## start

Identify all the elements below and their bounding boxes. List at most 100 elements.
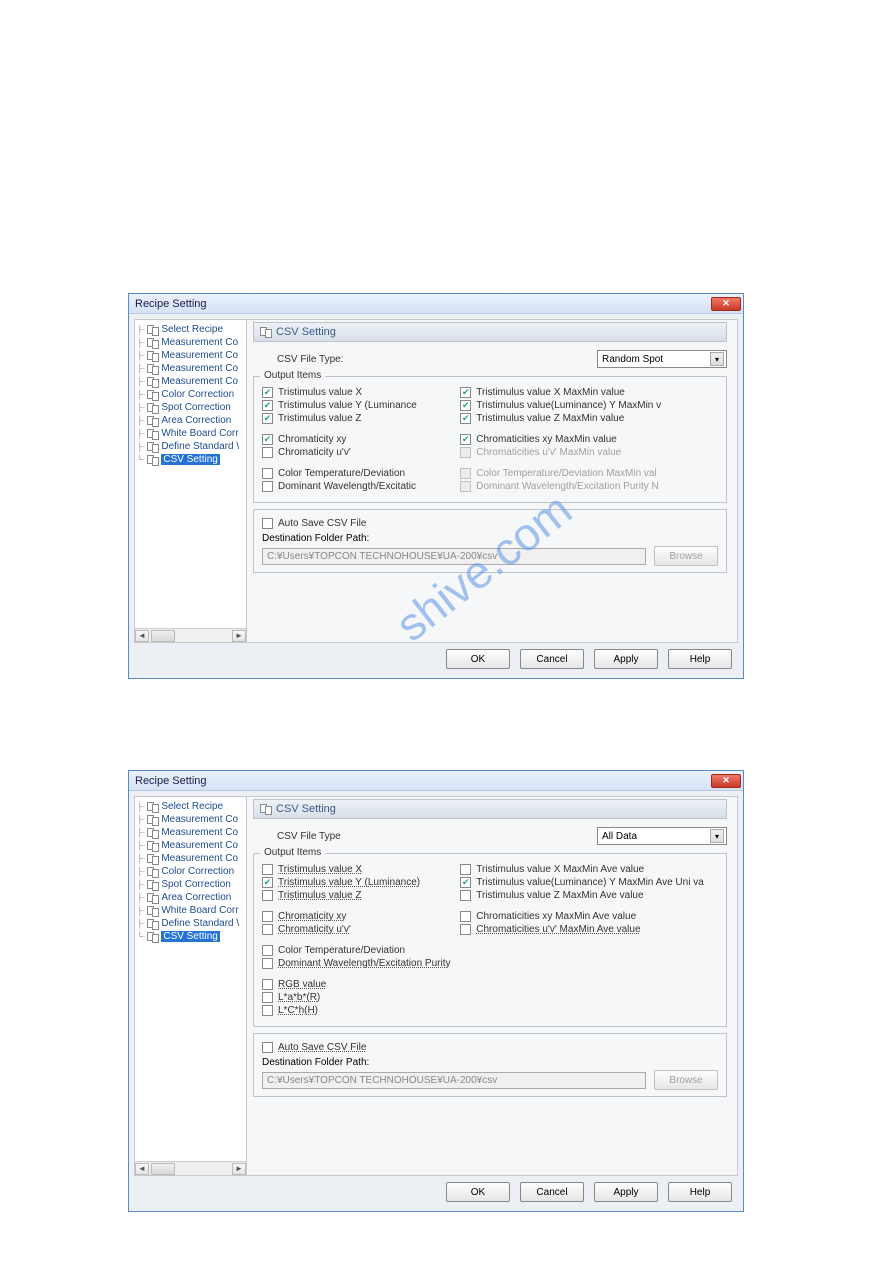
output-item-checkbox[interactable] (262, 979, 273, 990)
scroll-left-icon[interactable]: ◄ (135, 1163, 149, 1175)
csv-file-type-select[interactable]: All Data ▾ (597, 827, 727, 845)
help-button[interactable]: Help (668, 1182, 732, 1202)
output-item-row: Tristimulus value(Luminance) Y MaxMin v (460, 400, 718, 411)
help-button[interactable]: Help (668, 649, 732, 669)
output-item-checkbox[interactable] (262, 468, 273, 479)
scroll-right-icon[interactable]: ► (232, 630, 246, 642)
output-item-row: Dominant Wavelength/Excitation Purity N (460, 481, 718, 492)
cancel-button[interactable]: Cancel (520, 649, 584, 669)
cancel-button[interactable]: Cancel (520, 1182, 584, 1202)
tree-item[interactable]: └·CSV Setting (135, 453, 246, 466)
output-item-checkbox[interactable] (262, 1005, 273, 1016)
output-item-checkbox[interactable] (262, 877, 273, 888)
output-item-checkbox[interactable] (262, 890, 273, 901)
output-item-row: L*C*h(H) (262, 1005, 460, 1016)
ok-button[interactable]: OK (446, 1182, 510, 1202)
tree-item[interactable]: ├·Select Recipe (135, 323, 246, 336)
autosave-checkbox[interactable] (262, 518, 273, 529)
output-item-checkbox[interactable] (460, 387, 471, 398)
ok-button[interactable]: OK (446, 649, 510, 669)
output-item-checkbox[interactable] (460, 434, 471, 445)
tree-item[interactable]: ├·Select Recipe (135, 800, 246, 813)
tree-item[interactable]: ├·Color Correction (135, 388, 246, 401)
tree-item-label: White Board Corr (161, 905, 238, 916)
tree-item[interactable]: ├·Measurement Co (135, 336, 246, 349)
tree-item[interactable]: ├·Measurement Co (135, 349, 246, 362)
output-item-row: Tristimulus value X MaxMin value (460, 387, 718, 398)
tree-item[interactable]: └·CSV Setting (135, 930, 246, 943)
output-item-checkbox[interactable] (262, 864, 273, 875)
csv-setting-panel: CSV Setting CSV File Type: Random Spot ▾… (247, 320, 737, 642)
horizontal-scrollbar[interactable]: ◄ ► (135, 1161, 246, 1175)
tree-branch-icon: ├· (135, 815, 147, 824)
output-item-checkbox[interactable] (262, 447, 273, 458)
browse-button: Browse (654, 1070, 718, 1090)
apply-button[interactable]: Apply (594, 1182, 658, 1202)
output-item-checkbox[interactable] (460, 400, 471, 411)
output-item-checkbox[interactable] (262, 481, 273, 492)
pages-icon (147, 338, 159, 348)
output-item-row: Chromaticities u'v' MaxMin value (460, 447, 718, 458)
output-item-checkbox[interactable] (460, 864, 471, 875)
scroll-thumb[interactable] (151, 1163, 175, 1175)
output-item-checkbox[interactable] (262, 992, 273, 1003)
tree-branch-icon: ├· (135, 364, 147, 373)
output-item-checkbox[interactable] (262, 958, 273, 969)
output-item-checkbox[interactable] (460, 890, 471, 901)
tree-item[interactable]: ├·Area Correction (135, 891, 246, 904)
tree-item[interactable]: ├·Define Standard \ (135, 917, 246, 930)
tree-item[interactable]: ├·Measurement Co (135, 375, 246, 388)
tree-item[interactable]: ├·Color Correction (135, 865, 246, 878)
autosave-checkbox[interactable] (262, 1042, 273, 1053)
csv-file-type-select[interactable]: Random Spot ▾ (597, 350, 727, 368)
apply-button[interactable]: Apply (594, 649, 658, 669)
tree-item[interactable]: ├·Area Correction (135, 414, 246, 427)
pages-icon (147, 880, 159, 890)
pages-icon (147, 351, 159, 361)
output-item-label: Tristimulus value X (278, 387, 362, 398)
tree-branch-icon: ├· (135, 854, 147, 863)
output-item-checkbox[interactable] (262, 400, 273, 411)
tree-branch-icon: ├· (135, 906, 147, 915)
tree-item[interactable]: ├· Measurement Co (135, 826, 246, 839)
pages-icon (147, 390, 159, 400)
output-item-checkbox[interactable] (460, 413, 471, 424)
output-item-checkbox[interactable] (460, 911, 471, 922)
tree-item[interactable]: ├·Measurement Co (135, 362, 246, 375)
tree-item[interactable]: ├·Define Standard \ (135, 440, 246, 453)
output-item-checkbox[interactable] (262, 911, 273, 922)
output-item-checkbox[interactable] (262, 924, 273, 935)
panel-title: CSV Setting (253, 322, 727, 342)
output-item-label: Chromaticities u'v' MaxMin Ave value (476, 924, 640, 935)
tree-item[interactable]: ├·Spot Correction (135, 401, 246, 414)
tree-item[interactable]: ├· White Board Corr (135, 904, 246, 917)
tree-item-label: Measurement Co (161, 827, 238, 838)
output-item-checkbox[interactable] (262, 434, 273, 445)
tree-branch-icon: ├· (135, 338, 147, 347)
chevron-down-icon: ▾ (710, 352, 724, 366)
scroll-thumb[interactable] (151, 630, 175, 642)
output-item-label: Dominant Wavelength/Excitatic (278, 481, 416, 492)
output-item-label: L*C*h(H) (278, 1005, 318, 1016)
output-item-checkbox[interactable] (262, 387, 273, 398)
tree-item-label: Measurement Co (161, 814, 238, 825)
close-icon[interactable]: ✕ (711, 297, 741, 311)
output-item-checkbox[interactable] (262, 413, 273, 424)
tree-branch-icon: ├· (135, 442, 147, 451)
scroll-right-icon[interactable]: ► (232, 1163, 246, 1175)
close-icon[interactable]: ✕ (711, 774, 741, 788)
output-item-row: Tristimulus value Z (262, 890, 460, 901)
tree-item[interactable]: ├·Measurement Co (135, 852, 246, 865)
tree-item[interactable]: ├·White Board Corr (135, 427, 246, 440)
tree-item[interactable]: ├· Measurement Co (135, 813, 246, 826)
output-item-checkbox[interactable] (262, 945, 273, 956)
tree-item[interactable]: ├·Measurement Co (135, 839, 246, 852)
pages-icon (147, 403, 159, 413)
output-item-checkbox[interactable] (460, 924, 471, 935)
scroll-left-icon[interactable]: ◄ (135, 630, 149, 642)
tree-branch-icon: ├· (135, 828, 147, 837)
output-item-row: Chromaticities xy MaxMin value (460, 434, 718, 445)
output-item-checkbox[interactable] (460, 877, 471, 888)
tree-item[interactable]: ├·Spot Correction (135, 878, 246, 891)
horizontal-scrollbar[interactable]: ◄ ► (135, 628, 246, 642)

## end

Duplicate the lines of the listing above, starting with the line that contains "output-item-checkbox[interactable] (262, 979, 273, 990)" and going on through the line that contains "cancel-button[interactable]: Cancel (520, 649, 584, 669)", both included.

output-item-checkbox[interactable] (262, 979, 273, 990)
scroll-left-icon[interactable]: ◄ (135, 1163, 149, 1175)
csv-file-type-select[interactable]: All Data ▾ (597, 827, 727, 845)
help-button[interactable]: Help (668, 1182, 732, 1202)
output-item-row: Tristimulus value(Luminance) Y MaxMin v (460, 400, 718, 411)
help-button[interactable]: Help (668, 649, 732, 669)
output-item-checkbox[interactable] (262, 468, 273, 479)
scroll-right-icon[interactable]: ► (232, 630, 246, 642)
output-item-row: Dominant Wavelength/Excitation Purity N (460, 481, 718, 492)
cancel-button[interactable]: Cancel (520, 649, 584, 669)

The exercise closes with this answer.